# START OF DATA IN THIS EXERCISE

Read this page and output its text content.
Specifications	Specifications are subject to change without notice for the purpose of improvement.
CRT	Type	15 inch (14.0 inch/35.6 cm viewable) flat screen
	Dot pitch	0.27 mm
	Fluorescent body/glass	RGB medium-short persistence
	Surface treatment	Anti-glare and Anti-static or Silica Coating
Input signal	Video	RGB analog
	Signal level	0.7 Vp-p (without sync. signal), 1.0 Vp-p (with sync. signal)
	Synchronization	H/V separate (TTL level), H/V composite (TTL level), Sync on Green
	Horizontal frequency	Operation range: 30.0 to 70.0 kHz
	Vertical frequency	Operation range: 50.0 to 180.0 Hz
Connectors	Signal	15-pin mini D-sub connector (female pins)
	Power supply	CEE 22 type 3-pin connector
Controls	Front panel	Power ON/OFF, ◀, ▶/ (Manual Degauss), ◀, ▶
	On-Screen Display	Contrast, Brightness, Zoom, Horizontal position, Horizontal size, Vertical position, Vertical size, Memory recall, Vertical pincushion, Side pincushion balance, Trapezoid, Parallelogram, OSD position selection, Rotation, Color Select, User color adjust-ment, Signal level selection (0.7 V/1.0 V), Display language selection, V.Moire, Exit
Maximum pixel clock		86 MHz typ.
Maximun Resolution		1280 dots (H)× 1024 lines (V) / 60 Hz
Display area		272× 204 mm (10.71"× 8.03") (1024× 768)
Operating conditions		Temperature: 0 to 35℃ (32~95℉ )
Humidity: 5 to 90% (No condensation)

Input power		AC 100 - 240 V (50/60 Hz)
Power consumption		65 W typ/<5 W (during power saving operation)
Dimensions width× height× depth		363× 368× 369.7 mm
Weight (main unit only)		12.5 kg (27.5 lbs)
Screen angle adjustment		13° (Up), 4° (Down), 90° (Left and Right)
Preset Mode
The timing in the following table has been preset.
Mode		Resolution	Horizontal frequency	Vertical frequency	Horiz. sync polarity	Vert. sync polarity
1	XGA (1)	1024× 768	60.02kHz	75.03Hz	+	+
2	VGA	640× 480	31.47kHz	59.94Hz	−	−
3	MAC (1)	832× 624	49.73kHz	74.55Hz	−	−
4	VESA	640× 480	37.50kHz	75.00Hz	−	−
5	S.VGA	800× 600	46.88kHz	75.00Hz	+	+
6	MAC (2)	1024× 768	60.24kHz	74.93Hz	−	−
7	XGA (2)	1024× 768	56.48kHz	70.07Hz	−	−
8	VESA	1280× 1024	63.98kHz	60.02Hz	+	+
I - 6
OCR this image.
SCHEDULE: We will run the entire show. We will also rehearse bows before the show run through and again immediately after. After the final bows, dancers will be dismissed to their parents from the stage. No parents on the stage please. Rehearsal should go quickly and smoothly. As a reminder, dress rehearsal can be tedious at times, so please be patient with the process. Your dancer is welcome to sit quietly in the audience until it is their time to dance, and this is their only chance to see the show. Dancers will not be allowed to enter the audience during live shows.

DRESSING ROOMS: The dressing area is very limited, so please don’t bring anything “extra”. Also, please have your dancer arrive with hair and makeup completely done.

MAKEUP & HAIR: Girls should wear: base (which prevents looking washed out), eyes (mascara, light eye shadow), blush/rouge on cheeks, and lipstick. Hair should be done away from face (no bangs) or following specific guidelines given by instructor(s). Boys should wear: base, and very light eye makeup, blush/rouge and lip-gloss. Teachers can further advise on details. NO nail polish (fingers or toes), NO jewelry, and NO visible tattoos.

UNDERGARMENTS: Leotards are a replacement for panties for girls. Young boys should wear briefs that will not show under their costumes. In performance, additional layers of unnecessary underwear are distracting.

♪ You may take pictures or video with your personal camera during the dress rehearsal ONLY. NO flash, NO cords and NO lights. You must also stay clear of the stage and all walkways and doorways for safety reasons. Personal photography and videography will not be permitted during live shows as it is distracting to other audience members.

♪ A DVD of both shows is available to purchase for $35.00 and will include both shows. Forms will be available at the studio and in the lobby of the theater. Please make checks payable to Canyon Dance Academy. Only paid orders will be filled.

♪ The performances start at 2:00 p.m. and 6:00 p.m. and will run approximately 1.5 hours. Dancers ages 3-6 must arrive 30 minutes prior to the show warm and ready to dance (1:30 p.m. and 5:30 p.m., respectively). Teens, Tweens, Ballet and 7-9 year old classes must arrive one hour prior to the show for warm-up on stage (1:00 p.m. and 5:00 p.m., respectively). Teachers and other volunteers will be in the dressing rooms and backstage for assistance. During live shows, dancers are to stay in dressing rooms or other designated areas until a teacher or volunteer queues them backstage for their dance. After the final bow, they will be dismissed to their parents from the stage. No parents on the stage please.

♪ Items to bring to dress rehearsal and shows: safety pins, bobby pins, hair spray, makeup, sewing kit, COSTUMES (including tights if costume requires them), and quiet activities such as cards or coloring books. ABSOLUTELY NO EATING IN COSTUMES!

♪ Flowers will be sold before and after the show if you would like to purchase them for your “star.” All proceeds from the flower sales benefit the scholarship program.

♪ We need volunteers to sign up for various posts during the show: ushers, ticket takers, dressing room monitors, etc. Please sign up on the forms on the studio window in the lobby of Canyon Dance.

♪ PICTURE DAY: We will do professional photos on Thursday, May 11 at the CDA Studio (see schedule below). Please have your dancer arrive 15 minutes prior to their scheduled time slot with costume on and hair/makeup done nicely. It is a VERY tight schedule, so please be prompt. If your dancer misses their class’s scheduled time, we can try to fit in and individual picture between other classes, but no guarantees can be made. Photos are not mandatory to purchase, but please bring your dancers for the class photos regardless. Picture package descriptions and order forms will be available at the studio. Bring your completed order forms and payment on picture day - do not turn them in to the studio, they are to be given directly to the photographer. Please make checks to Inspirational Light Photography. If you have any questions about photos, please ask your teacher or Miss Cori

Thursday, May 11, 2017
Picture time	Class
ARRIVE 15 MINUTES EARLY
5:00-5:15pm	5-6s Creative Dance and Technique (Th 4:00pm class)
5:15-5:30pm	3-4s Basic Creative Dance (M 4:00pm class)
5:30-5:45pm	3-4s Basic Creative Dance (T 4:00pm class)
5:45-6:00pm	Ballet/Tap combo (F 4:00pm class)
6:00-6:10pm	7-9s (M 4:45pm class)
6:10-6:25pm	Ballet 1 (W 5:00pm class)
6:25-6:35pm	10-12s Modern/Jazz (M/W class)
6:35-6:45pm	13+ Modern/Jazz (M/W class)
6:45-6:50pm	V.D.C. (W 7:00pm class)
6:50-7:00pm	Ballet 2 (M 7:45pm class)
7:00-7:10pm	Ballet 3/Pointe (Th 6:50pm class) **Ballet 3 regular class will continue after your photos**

# END OF DATA IN THIS EXERCISE

GOAL
Scan the material above. Return every line containing the string "VESA".

TASK RESULT
4	VESA	640× 480	37.50kHz	75.00Hz	−	−
8	VESA	1280× 1024	63.98kHz	60.02Hz	+	+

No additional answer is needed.